● **BRIEF**
Comb through the entries for "models" and pull out each line that holds it.
** begin SUPPLIED MATERIAL **
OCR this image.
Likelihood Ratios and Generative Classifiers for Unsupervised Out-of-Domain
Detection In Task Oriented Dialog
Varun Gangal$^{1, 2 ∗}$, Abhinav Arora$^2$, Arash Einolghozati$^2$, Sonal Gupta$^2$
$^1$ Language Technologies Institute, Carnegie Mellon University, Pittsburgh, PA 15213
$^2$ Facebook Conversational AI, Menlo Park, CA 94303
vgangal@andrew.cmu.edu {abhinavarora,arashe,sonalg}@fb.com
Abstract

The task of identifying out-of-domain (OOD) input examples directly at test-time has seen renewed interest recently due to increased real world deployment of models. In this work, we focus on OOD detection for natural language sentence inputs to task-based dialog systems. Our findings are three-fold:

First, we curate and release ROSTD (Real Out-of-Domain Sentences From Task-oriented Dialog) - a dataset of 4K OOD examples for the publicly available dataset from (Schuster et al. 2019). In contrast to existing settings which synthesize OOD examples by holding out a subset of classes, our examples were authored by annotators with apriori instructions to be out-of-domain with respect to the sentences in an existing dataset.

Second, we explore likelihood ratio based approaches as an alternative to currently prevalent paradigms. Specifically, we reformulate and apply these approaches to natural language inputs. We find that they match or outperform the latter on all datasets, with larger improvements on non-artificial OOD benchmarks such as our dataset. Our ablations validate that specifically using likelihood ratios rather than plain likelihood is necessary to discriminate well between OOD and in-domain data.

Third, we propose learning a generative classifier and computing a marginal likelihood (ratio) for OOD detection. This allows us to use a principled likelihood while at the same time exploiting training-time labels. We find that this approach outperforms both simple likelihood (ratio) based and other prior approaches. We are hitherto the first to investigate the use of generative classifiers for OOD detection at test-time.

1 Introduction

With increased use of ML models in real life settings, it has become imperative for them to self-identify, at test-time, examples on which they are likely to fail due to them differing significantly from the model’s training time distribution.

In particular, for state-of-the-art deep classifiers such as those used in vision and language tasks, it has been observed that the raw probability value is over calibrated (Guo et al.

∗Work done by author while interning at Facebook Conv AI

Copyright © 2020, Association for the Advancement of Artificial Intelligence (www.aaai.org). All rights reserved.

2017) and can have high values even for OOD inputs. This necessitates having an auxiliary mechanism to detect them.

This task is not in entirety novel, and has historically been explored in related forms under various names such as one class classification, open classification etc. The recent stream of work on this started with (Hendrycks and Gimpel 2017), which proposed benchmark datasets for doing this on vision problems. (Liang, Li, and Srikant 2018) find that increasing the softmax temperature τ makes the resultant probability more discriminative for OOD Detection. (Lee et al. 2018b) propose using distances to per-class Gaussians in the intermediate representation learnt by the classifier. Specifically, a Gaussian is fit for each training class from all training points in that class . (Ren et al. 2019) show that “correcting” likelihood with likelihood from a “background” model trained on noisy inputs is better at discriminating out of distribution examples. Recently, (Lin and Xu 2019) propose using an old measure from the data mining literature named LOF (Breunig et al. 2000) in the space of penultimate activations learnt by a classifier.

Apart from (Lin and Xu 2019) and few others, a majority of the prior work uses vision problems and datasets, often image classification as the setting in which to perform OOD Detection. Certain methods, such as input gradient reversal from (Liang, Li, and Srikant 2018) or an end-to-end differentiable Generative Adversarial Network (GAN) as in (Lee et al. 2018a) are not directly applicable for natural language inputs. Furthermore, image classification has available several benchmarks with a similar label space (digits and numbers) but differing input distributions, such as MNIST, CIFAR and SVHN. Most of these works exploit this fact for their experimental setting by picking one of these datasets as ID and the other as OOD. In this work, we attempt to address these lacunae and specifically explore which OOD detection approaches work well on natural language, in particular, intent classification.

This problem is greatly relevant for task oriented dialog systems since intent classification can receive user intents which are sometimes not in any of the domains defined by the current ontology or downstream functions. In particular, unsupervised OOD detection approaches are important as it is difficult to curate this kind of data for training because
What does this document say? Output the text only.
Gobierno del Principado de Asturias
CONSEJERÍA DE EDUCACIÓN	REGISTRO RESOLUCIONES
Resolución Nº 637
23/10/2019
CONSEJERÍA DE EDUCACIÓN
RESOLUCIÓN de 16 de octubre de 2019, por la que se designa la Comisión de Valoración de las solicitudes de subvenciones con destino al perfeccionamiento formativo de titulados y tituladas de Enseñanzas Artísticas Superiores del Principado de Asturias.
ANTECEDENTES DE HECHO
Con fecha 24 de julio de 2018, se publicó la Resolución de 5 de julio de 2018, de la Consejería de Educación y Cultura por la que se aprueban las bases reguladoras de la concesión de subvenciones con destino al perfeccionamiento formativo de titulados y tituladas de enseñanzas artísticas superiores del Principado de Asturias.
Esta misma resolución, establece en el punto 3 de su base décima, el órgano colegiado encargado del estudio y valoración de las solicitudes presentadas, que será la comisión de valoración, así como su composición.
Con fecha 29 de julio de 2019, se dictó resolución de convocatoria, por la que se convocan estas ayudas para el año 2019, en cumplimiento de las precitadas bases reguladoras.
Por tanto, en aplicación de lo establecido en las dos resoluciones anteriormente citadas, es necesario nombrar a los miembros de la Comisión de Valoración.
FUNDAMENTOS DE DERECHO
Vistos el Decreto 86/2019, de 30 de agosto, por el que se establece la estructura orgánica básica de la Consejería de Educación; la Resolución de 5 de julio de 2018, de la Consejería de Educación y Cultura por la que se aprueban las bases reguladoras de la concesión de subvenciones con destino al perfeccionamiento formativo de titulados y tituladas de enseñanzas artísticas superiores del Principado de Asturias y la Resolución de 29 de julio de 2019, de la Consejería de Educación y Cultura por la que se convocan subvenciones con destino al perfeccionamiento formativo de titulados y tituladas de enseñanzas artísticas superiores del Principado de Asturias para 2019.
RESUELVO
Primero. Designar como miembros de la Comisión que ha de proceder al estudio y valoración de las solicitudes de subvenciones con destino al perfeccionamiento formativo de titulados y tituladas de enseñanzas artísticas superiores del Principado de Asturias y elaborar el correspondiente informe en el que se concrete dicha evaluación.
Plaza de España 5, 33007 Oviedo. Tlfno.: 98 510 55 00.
** end SUPPLIED MATERIAL **
● **COMPLETED TASK**
The task of identifying out-of-domain (OOD) input examples directly at test-time has seen renewed interest recently due to increased real world deployment of models. In this work, we focus on OOD detection for natural language sentence inputs to task-based dialog systems. Our findings are three-fold:
With increased use of ML models in real life settings, it has become imperative for them to self-identify, at test-time, examples on which they are likely to fail due to them differing significantly from the model’s training time distribution.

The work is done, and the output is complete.